Task to complete: Could you write out every record below exactly, leaving out any pictures?

* * * * *

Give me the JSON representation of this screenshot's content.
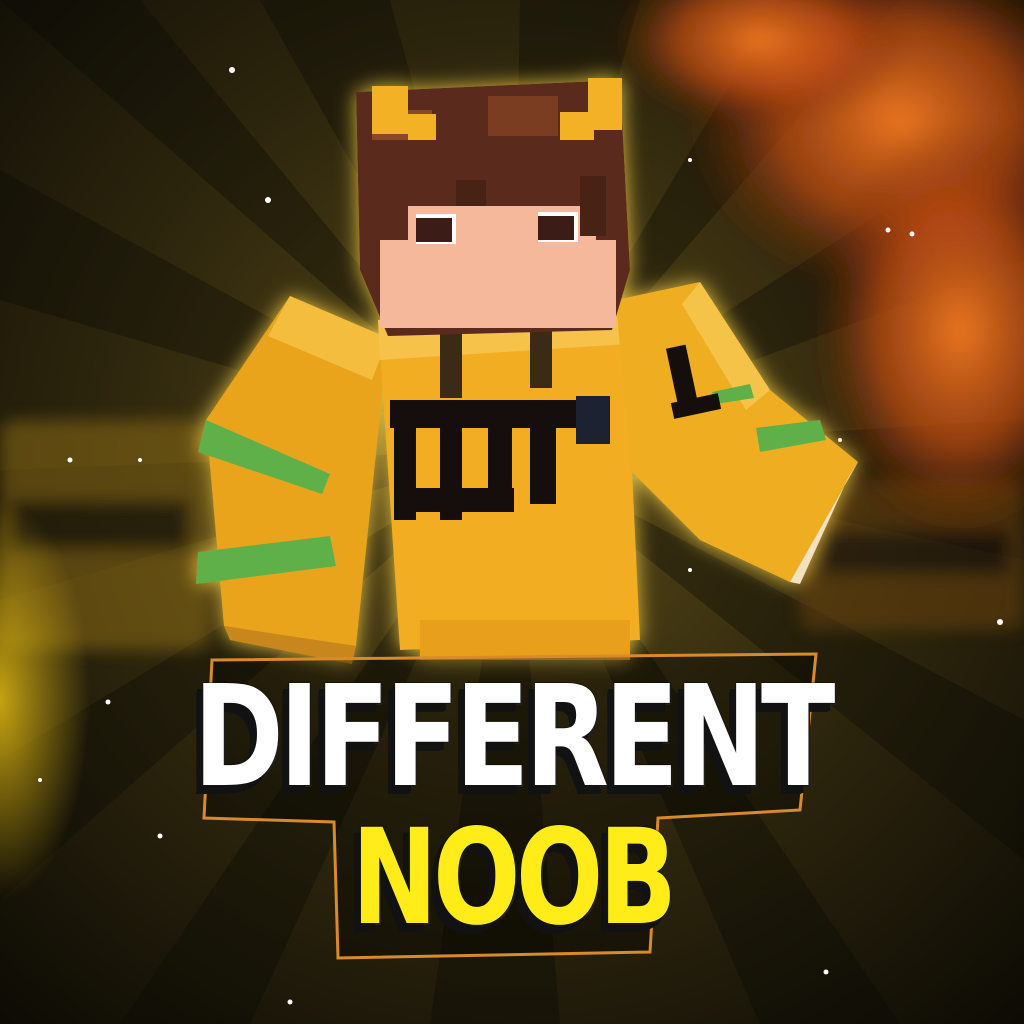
{
  "title": {
    "line1": "DIFFERENT",
    "line2": "NOOB"
  },
  "colors": {
    "line1": "#ffffff",
    "line2": "#ffec18",
    "frame_outline": "#d98a2a",
    "skin_hoodie": "#f0b12a",
    "skin_hair": "#5a2b1c",
    "skin_band_green": "#5fb04a",
    "smoke": "#e0651a"
  },
  "icons": [
    "minecraft-character",
    "sparkle",
    "smoke-cloud",
    "sunburst-rays"
  ]
}
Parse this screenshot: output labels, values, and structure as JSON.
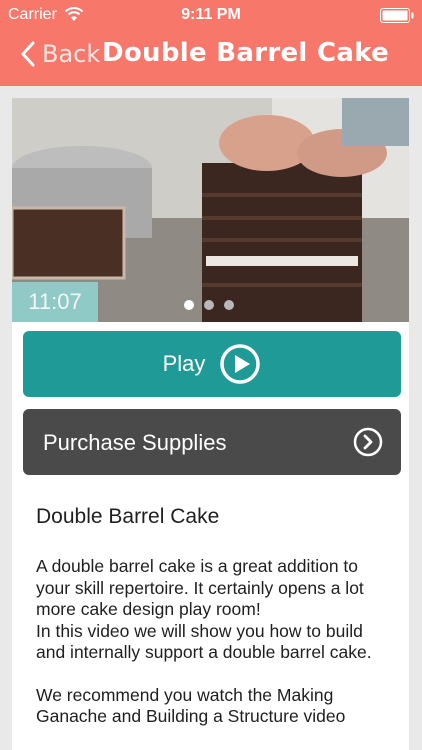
{
  "status_bar": {
    "carrier": "Carrier",
    "time": "9:11 PM"
  },
  "nav": {
    "back_label": "Back",
    "title": "Double Barrel Cake"
  },
  "video": {
    "duration": "11:07",
    "page_count": 3,
    "active_page": 0
  },
  "actions": {
    "play_label": "Play",
    "supplies_label": "Purchase Supplies"
  },
  "info": {
    "title": "Double Barrel Cake",
    "paragraph_1": "A double barrel cake is a great addition to your skill repertoire. It certainly opens a lot more cake design play room!",
    "paragraph_2": "In this video we will show you how to build and internally support a double barrel cake.",
    "paragraph_3": "We recommend you watch the Making Ganache and Building a Structure video"
  },
  "colors": {
    "header": "#f7786b",
    "play_button": "#1f9a96",
    "supplies_button": "#4a4a4a",
    "duration_badge": "#8fd0cc"
  }
}
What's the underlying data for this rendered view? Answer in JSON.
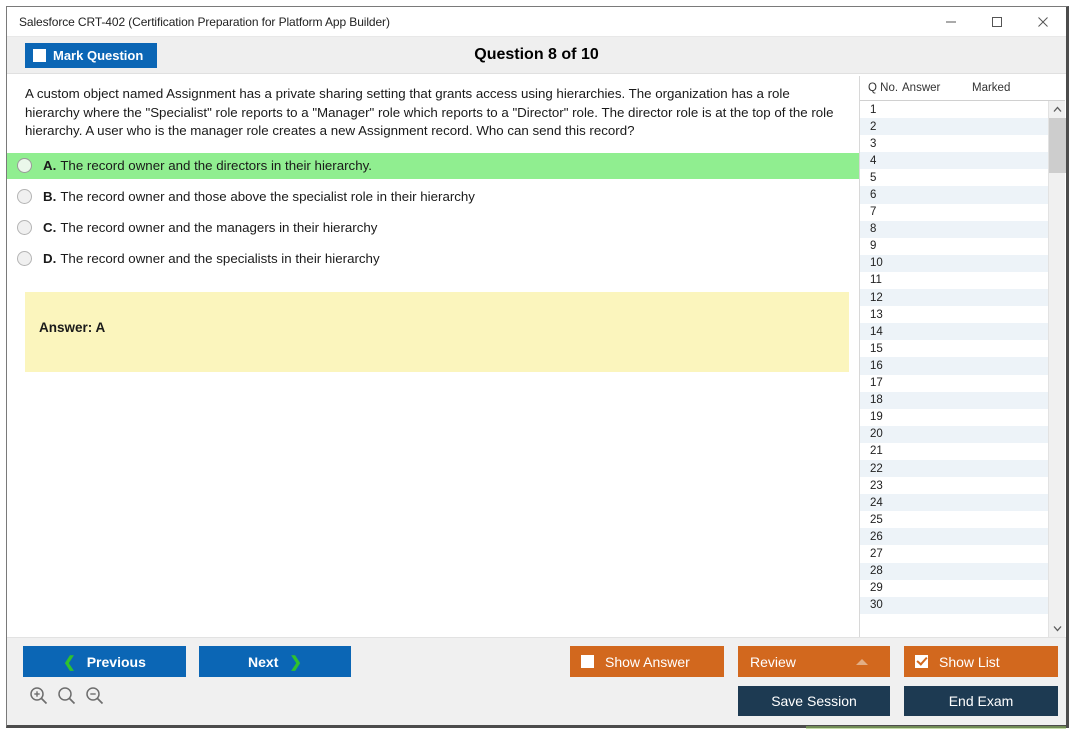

* * * * *

Written response:
Give me the JSON representation of this screenshot's content.
{
  "title": {
    "line1": "DIFFERENT",
    "line2": "NOOB"
  },
  "colors": {
    "line1": "#ffffff",
    "line2": "#ffec18",
    "frame_outline": "#d98a2a",
    "skin_hoodie": "#f0b12a",
    "skin_hair": "#5a2b1c",
    "skin_band_green": "#5fb04a",
    "smoke": "#e0651a"
  },
  "icons": [
    "minecraft-character",
    "sparkle",
    "smoke-cloud",
    "sunburst-rays"
  ]
}
Parse this screenshot: output labels, values, and structure as JSON.
{
  "status_bar": {
    "carrier": "Carrier",
    "time": "9:11 PM"
  },
  "nav": {
    "back_label": "Back",
    "title": "Double Barrel Cake"
  },
  "video": {
    "duration": "11:07",
    "page_count": 3,
    "active_page": 0
  },
  "actions": {
    "play_label": "Play",
    "supplies_label": "Purchase Supplies"
  },
  "info": {
    "title": "Double Barrel Cake",
    "paragraph_1": "A double barrel cake is a great addition to your skill repertoire. It certainly opens a lot more cake design play room!",
    "paragraph_2": "In this video we will show you how to build and internally support a double barrel cake.",
    "paragraph_3": "We recommend you watch the Making Ganache and Building a Structure video"
  },
  "colors": {
    "header": "#f7786b",
    "play_button": "#1f9a96",
    "supplies_button": "#4a4a4a",
    "duration_badge": "#8fd0cc"
  }
}
What's the underlying data for this rendered view? Answer in JSON.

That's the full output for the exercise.